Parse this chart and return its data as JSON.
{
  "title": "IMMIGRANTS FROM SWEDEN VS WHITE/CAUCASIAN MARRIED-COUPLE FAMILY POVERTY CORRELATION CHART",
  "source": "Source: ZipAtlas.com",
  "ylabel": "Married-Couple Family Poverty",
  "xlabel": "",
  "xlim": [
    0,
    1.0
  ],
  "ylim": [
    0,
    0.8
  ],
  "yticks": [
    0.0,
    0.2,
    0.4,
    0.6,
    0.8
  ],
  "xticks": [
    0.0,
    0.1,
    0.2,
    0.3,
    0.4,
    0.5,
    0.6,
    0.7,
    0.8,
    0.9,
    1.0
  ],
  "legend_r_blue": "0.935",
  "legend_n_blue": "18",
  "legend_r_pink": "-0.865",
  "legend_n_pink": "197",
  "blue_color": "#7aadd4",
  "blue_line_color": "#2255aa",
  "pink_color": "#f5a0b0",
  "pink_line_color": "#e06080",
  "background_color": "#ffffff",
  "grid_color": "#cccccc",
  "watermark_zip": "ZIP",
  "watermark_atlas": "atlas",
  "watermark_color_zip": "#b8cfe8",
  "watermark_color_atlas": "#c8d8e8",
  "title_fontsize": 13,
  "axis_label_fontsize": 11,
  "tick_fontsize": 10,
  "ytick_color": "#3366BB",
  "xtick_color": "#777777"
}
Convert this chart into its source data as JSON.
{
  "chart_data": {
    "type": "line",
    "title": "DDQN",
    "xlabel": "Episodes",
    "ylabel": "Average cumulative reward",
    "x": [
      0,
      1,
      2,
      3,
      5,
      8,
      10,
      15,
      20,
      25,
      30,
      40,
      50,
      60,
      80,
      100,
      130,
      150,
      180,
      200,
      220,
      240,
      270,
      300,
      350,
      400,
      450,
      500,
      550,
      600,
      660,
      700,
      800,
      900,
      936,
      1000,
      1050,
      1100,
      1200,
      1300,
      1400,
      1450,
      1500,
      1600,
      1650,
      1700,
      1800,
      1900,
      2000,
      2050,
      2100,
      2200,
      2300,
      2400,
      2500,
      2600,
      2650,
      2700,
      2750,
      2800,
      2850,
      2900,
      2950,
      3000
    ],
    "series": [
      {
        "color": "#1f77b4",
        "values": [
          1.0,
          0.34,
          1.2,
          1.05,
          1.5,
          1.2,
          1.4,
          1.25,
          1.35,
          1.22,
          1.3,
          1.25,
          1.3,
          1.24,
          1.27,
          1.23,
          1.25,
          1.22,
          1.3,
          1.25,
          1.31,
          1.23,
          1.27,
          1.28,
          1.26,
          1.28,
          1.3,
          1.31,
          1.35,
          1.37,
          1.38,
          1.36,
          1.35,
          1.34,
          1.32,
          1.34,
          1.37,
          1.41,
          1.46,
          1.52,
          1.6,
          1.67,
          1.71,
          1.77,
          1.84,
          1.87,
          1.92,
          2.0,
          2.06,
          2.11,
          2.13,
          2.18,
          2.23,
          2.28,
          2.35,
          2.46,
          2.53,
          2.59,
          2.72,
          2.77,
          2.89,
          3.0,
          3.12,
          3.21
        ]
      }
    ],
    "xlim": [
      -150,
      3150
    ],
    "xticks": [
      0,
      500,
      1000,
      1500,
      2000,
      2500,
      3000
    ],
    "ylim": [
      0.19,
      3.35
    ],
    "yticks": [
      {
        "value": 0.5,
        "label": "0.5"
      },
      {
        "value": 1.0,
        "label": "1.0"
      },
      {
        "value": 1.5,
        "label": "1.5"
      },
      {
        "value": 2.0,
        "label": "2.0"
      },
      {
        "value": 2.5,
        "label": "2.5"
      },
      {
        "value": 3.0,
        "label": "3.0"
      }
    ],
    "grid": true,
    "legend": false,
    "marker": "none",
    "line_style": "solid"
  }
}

◆ SHORT EXERCISE ◆
Show the data once more, exactly as it was written.

◆ EXERCISE SOLUTION ◆
Parse this chart and return its data as JSON.
{
  "title": "IMMIGRANTS FROM SWEDEN VS WHITE/CAUCASIAN MARRIED-COUPLE FAMILY POVERTY CORRELATION CHART",
  "source": "Source: ZipAtlas.com",
  "ylabel": "Married-Couple Family Poverty",
  "xlabel": "",
  "xlim": [
    0,
    1.0
  ],
  "ylim": [
    0,
    0.8
  ],
  "yticks": [
    0.0,
    0.2,
    0.4,
    0.6,
    0.8
  ],
  "xticks": [
    0.0,
    0.1,
    0.2,
    0.3,
    0.4,
    0.5,
    0.6,
    0.7,
    0.8,
    0.9,
    1.0
  ],
  "legend_r_blue": "0.935",
  "legend_n_blue": "18",
  "legend_r_pink": "-0.865",
  "legend_n_pink": "197",
  "blue_color": "#7aadd4",
  "blue_line_color": "#2255aa",
  "pink_color": "#f5a0b0",
  "pink_line_color": "#e06080",
  "background_color": "#ffffff",
  "grid_color": "#cccccc",
  "watermark_zip": "ZIP",
  "watermark_atlas": "atlas",
  "watermark_color_zip": "#b8cfe8",
  "watermark_color_atlas": "#c8d8e8",
  "title_fontsize": 13,
  "axis_label_fontsize": 11,
  "tick_fontsize": 10,
  "ytick_color": "#3366BB",
  "xtick_color": "#777777"
}
Convert this chart into its source data as JSON.
{
  "chart_data": {
    "type": "line",
    "title": "DDQN",
    "xlabel": "Episodes",
    "ylabel": "Average cumulative reward",
    "x": [
      0,
      1,
      2,
      3,
      5,
      8,
      10,
      15,
      20,
      25,
      30,
      40,
      50,
      60,
      80,
      100,
      130,
      150,
      180,
      200,
      220,
      240,
      270,
      300,
      350,
      400,
      450,
      500,
      550,
      600,
      660,
      700,
      800,
      900,
      936,
      1000,
      1050,
      1100,
      1200,
      1300,
      1400,
      1450,
      1500,
      1600,
      1650,
      1700,
      1800,
      1900,
      2000,
      2050,
      2100,
      2200,
      2300,
      2400,
      2500,
      2600,
      2650,
      2700,
      2750,
      2800,
      2850,
      2900,
      2950,
      3000
    ],
    "series": [
      {
        "color": "#1f77b4",
        "values": [
          1.0,
          0.34,
          1.2,
          1.05,
          1.5,
          1.2,
          1.4,
          1.25,
          1.35,
          1.22,
          1.3,
          1.25,
          1.3,
          1.24,
          1.27,
          1.23,
          1.25,
          1.22,
          1.3,
          1.25,
          1.31,
          1.23,
          1.27,
          1.28,
          1.26,
          1.28,
          1.3,
          1.31,
          1.35,
          1.37,
          1.38,
          1.36,
          1.35,
          1.34,
          1.32,
          1.34,
          1.37,
          1.41,
          1.46,
          1.52,
          1.6,
          1.67,
          1.71,
          1.77,
          1.84,
          1.87,
          1.92,
          2.0,
          2.06,
          2.11,
          2.13,
          2.18,
          2.23,
          2.28,
          2.35,
          2.46,
          2.53,
          2.59,
          2.72,
          2.77,
          2.89,
          3.0,
          3.12,
          3.21
        ]
      }
    ],
    "xlim": [
      -150,
      3150
    ],
    "xticks": [
      0,
      500,
      1000,
      1500,
      2000,
      2500,
      3000
    ],
    "ylim": [
      0.19,
      3.35
    ],
    "yticks": [
      {
        "value": 0.5,
        "label": "0.5"
      },
      {
        "value": 1.0,
        "label": "1.0"
      },
      {
        "value": 1.5,
        "label": "1.5"
      },
      {
        "value": 2.0,
        "label": "2.0"
      },
      {
        "value": 2.5,
        "label": "2.5"
      },
      {
        "value": 3.0,
        "label": "3.0"
      }
    ],
    "grid": true,
    "legend": false,
    "marker": "none",
    "line_style": "solid"
  }
}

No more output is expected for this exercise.